■ **WRITTEN REQUEST**: Images do not belong in the copy. Retype all the entries below exactly.

■ **INFORMATION SUPPLIED**:
** START **

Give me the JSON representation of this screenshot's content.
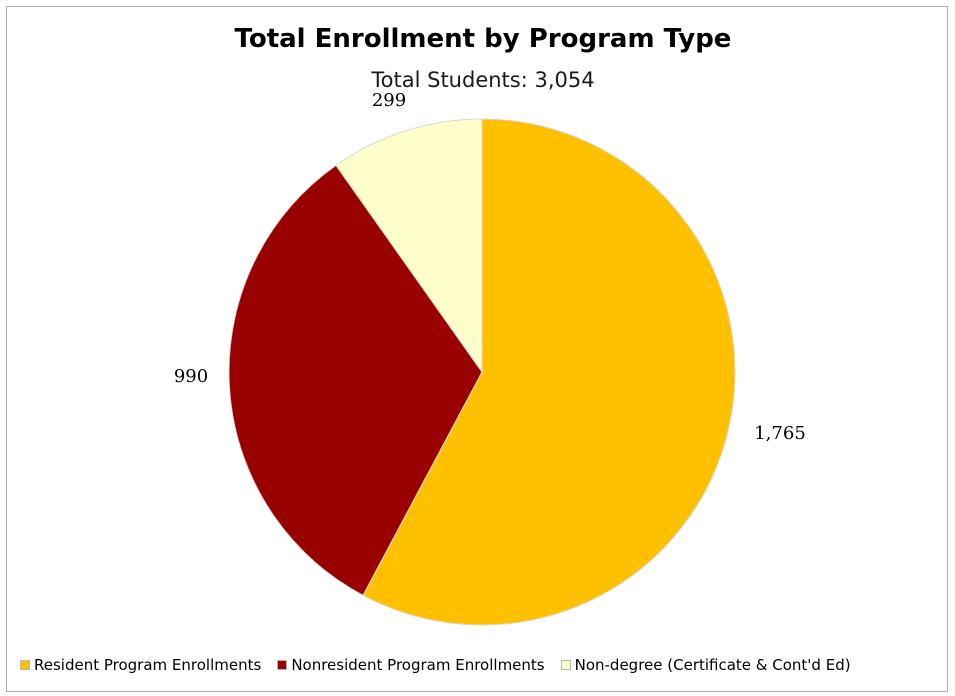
{
  "chart_data": {
    "type": "pie",
    "title": "Total Enrollment by Program Type",
    "subtitle": "Total Students:  3,054",
    "slices": [
      {
        "label": "Resident Program Enrollments",
        "value": 1765,
        "value_label": "1,765",
        "color": "#ffc000"
      },
      {
        "label": "Nonresident Program Enrollments",
        "value": 990,
        "value_label": "990",
        "color": "#990000"
      },
      {
        "label": "Non-degree (Certificate & Cont'd Ed)",
        "value": 299,
        "value_label": "299",
        "color": "#ffffcc"
      }
    ],
    "legend_position": "bottom"
  }
}
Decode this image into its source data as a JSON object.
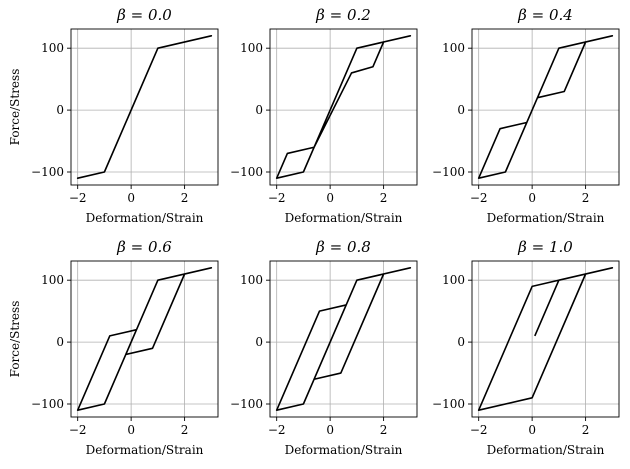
{
  "chart_data": [
    {
      "type": "line",
      "title": "β = 0.0",
      "xlabel": "Deformation/Strain",
      "ylabel": "Force/Stress",
      "xlim": [
        -2.25,
        3.25
      ],
      "ylim": [
        -121,
        131
      ],
      "xticks": [
        -2,
        0,
        2
      ],
      "yticks": [
        -100,
        0,
        100
      ],
      "grid": true,
      "series": [
        {
          "x": [
            0,
            1,
            3,
            1,
            -1,
            -2,
            -1,
            1
          ],
          "y": [
            0,
            100,
            120,
            100,
            -100,
            -110,
            -100,
            100
          ]
        }
      ]
    },
    {
      "type": "line",
      "title": "β = 0.2",
      "xlabel": "Deformation/Strain",
      "ylabel": "",
      "xlim": [
        -2.25,
        3.25
      ],
      "ylim": [
        -121,
        131
      ],
      "xticks": [
        -2,
        0,
        2
      ],
      "yticks": [
        -100,
        0,
        100
      ],
      "grid": true,
      "series": [
        {
          "x": [
            0,
            1,
            3,
            2,
            1.6,
            0.8,
            -0.6,
            -1.6,
            -2,
            -1,
            0.2,
            1,
            2
          ],
          "y": [
            0,
            100,
            120,
            110,
            70,
            60,
            -60,
            -70,
            -110,
            -100,
            20,
            100,
            110
          ]
        }
      ]
    },
    {
      "type": "line",
      "title": "β = 0.4",
      "xlabel": "Deformation/Strain",
      "ylabel": "",
      "xlim": [
        -2.25,
        3.25
      ],
      "ylim": [
        -121,
        131
      ],
      "xticks": [
        -2,
        0,
        2
      ],
      "yticks": [
        -100,
        0,
        100
      ],
      "grid": true,
      "series": [
        {
          "x": [
            0,
            1,
            3,
            2,
            1.2,
            0.2,
            -0.2,
            -1.2,
            -2,
            -1,
            0.2,
            1,
            2
          ],
          "y": [
            0,
            100,
            120,
            110,
            30,
            20,
            -20,
            -30,
            -110,
            -100,
            20,
            100,
            110
          ]
        }
      ]
    },
    {
      "type": "line",
      "title": "β = 0.6",
      "xlabel": "Deformation/Strain",
      "ylabel": "Force/Stress",
      "xlim": [
        -2.25,
        3.25
      ],
      "ylim": [
        -121,
        131
      ],
      "xticks": [
        -2,
        0,
        2
      ],
      "yticks": [
        -100,
        0,
        100
      ],
      "grid": true,
      "series": [
        {
          "x": [
            0.1,
            1,
            3,
            2,
            0.8,
            -0.2,
            0.2,
            -0.8,
            -2,
            -1,
            0.1,
            1,
            2
          ],
          "y": [
            10,
            100,
            120,
            110,
            -10,
            -20,
            20,
            10,
            -110,
            -100,
            10,
            100,
            110
          ]
        }
      ]
    },
    {
      "type": "line",
      "title": "β = 0.8",
      "xlabel": "Deformation/Strain",
      "ylabel": "",
      "xlim": [
        -2.25,
        3.25
      ],
      "ylim": [
        -121,
        131
      ],
      "xticks": [
        -2,
        0,
        2
      ],
      "yticks": [
        -100,
        0,
        100
      ],
      "grid": true,
      "series": [
        {
          "x": [
            0.1,
            1,
            3,
            2,
            0.4,
            -0.6,
            0.6,
            -0.4,
            -2,
            -1,
            0.1,
            1,
            2
          ],
          "y": [
            10,
            100,
            120,
            110,
            -50,
            -60,
            60,
            50,
            -110,
            -100,
            10,
            100,
            110
          ]
        }
      ]
    },
    {
      "type": "line",
      "title": "β = 1.0",
      "xlabel": "Deformation/Strain",
      "ylabel": "",
      "xlim": [
        -2.25,
        3.25
      ],
      "ylim": [
        -121,
        131
      ],
      "xticks": [
        -2,
        0,
        2
      ],
      "yticks": [
        -100,
        0,
        100
      ],
      "grid": true,
      "series": [
        {
          "x": [
            0.1,
            1,
            3,
            2,
            0,
            -2,
            0,
            2
          ],
          "y": [
            10,
            100,
            120,
            110,
            -90,
            -110,
            90,
            110
          ]
        }
      ]
    }
  ]
}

** END **

■ **SOLUTION FOR THIS EXERCISE**:
Give me the JSON representation of this screenshot's content.
{
  "chart_data": {
    "type": "pie",
    "title": "Total Enrollment by Program Type",
    "subtitle": "Total Students:  3,054",
    "slices": [
      {
        "label": "Resident Program Enrollments",
        "value": 1765,
        "value_label": "1,765",
        "color": "#ffc000"
      },
      {
        "label": "Nonresident Program Enrollments",
        "value": 990,
        "value_label": "990",
        "color": "#990000"
      },
      {
        "label": "Non-degree (Certificate & Cont'd Ed)",
        "value": 299,
        "value_label": "299",
        "color": "#ffffcc"
      }
    ],
    "legend_position": "bottom"
  }
}
Decode this image into its source data as a JSON object.
{
  "chart_data": [
    {
      "type": "line",
      "title": "β = 0.0",
      "xlabel": "Deformation/Strain",
      "ylabel": "Force/Stress",
      "xlim": [
        -2.25,
        3.25
      ],
      "ylim": [
        -121,
        131
      ],
      "xticks": [
        -2,
        0,
        2
      ],
      "yticks": [
        -100,
        0,
        100
      ],
      "grid": true,
      "series": [
        {
          "x": [
            0,
            1,
            3,
            1,
            -1,
            -2,
            -1,
            1
          ],
          "y": [
            0,
            100,
            120,
            100,
            -100,
            -110,
            -100,
            100
          ]
        }
      ]
    },
    {
      "type": "line",
      "title": "β = 0.2",
      "xlabel": "Deformation/Strain",
      "ylabel": "",
      "xlim": [
        -2.25,
        3.25
      ],
      "ylim": [
        -121,
        131
      ],
      "xticks": [
        -2,
        0,
        2
      ],
      "yticks": [
        -100,
        0,
        100
      ],
      "grid": true,
      "series": [
        {
          "x": [
            0,
            1,
            3,
            2,
            1.6,
            0.8,
            -0.6,
            -1.6,
            -2,
            -1,
            0.2,
            1,
            2
          ],
          "y": [
            0,
            100,
            120,
            110,
            70,
            60,
            -60,
            -70,
            -110,
            -100,
            20,
            100,
            110
          ]
        }
      ]
    },
    {
      "type": "line",
      "title": "β = 0.4",
      "xlabel": "Deformation/Strain",
      "ylabel": "",
      "xlim": [
        -2.25,
        3.25
      ],
      "ylim": [
        -121,
        131
      ],
      "xticks": [
        -2,
        0,
        2
      ],
      "yticks": [
        -100,
        0,
        100
      ],
      "grid": true,
      "series": [
        {
          "x": [
            0,
            1,
            3,
            2,
            1.2,
            0.2,
            -0.2,
            -1.2,
            -2,
            -1,
            0.2,
            1,
            2
          ],
          "y": [
            0,
            100,
            120,
            110,
            30,
            20,
            -20,
            -30,
            -110,
            -100,
            20,
            100,
            110
          ]
        }
      ]
    },
    {
      "type": "line",
      "title": "β = 0.6",
      "xlabel": "Deformation/Strain",
      "ylabel": "Force/Stress",
      "xlim": [
        -2.25,
        3.25
      ],
      "ylim": [
        -121,
        131
      ],
      "xticks": [
        -2,
        0,
        2
      ],
      "yticks": [
        -100,
        0,
        100
      ],
      "grid": true,
      "series": [
        {
          "x": [
            0.1,
            1,
            3,
            2,
            0.8,
            -0.2,
            0.2,
            -0.8,
            -2,
            -1,
            0.1,
            1,
            2
          ],
          "y": [
            10,
            100,
            120,
            110,
            -10,
            -20,
            20,
            10,
            -110,
            -100,
            10,
            100,
            110
          ]
        }
      ]
    },
    {
      "type": "line",
      "title": "β = 0.8",
      "xlabel": "Deformation/Strain",
      "ylabel": "",
      "xlim": [
        -2.25,
        3.25
      ],
      "ylim": [
        -121,
        131
      ],
      "xticks": [
        -2,
        0,
        2
      ],
      "yticks": [
        -100,
        0,
        100
      ],
      "grid": true,
      "series": [
        {
          "x": [
            0.1,
            1,
            3,
            2,
            0.4,
            -0.6,
            0.6,
            -0.4,
            -2,
            -1,
            0.1,
            1,
            2
          ],
          "y": [
            10,
            100,
            120,
            110,
            -50,
            -60,
            60,
            50,
            -110,
            -100,
            10,
            100,
            110
          ]
        }
      ]
    },
    {
      "type": "line",
      "title": "β = 1.0",
      "xlabel": "Deformation/Strain",
      "ylabel": "",
      "xlim": [
        -2.25,
        3.25
      ],
      "ylim": [
        -121,
        131
      ],
      "xticks": [
        -2,
        0,
        2
      ],
      "yticks": [
        -100,
        0,
        100
      ],
      "grid": true,
      "series": [
        {
          "x": [
            0.1,
            1,
            3,
            2,
            0,
            -2,
            0,
            2
          ],
          "y": [
            10,
            100,
            120,
            110,
            -90,
            -110,
            90,
            110
          ]
        }
      ]
    }
  ]
}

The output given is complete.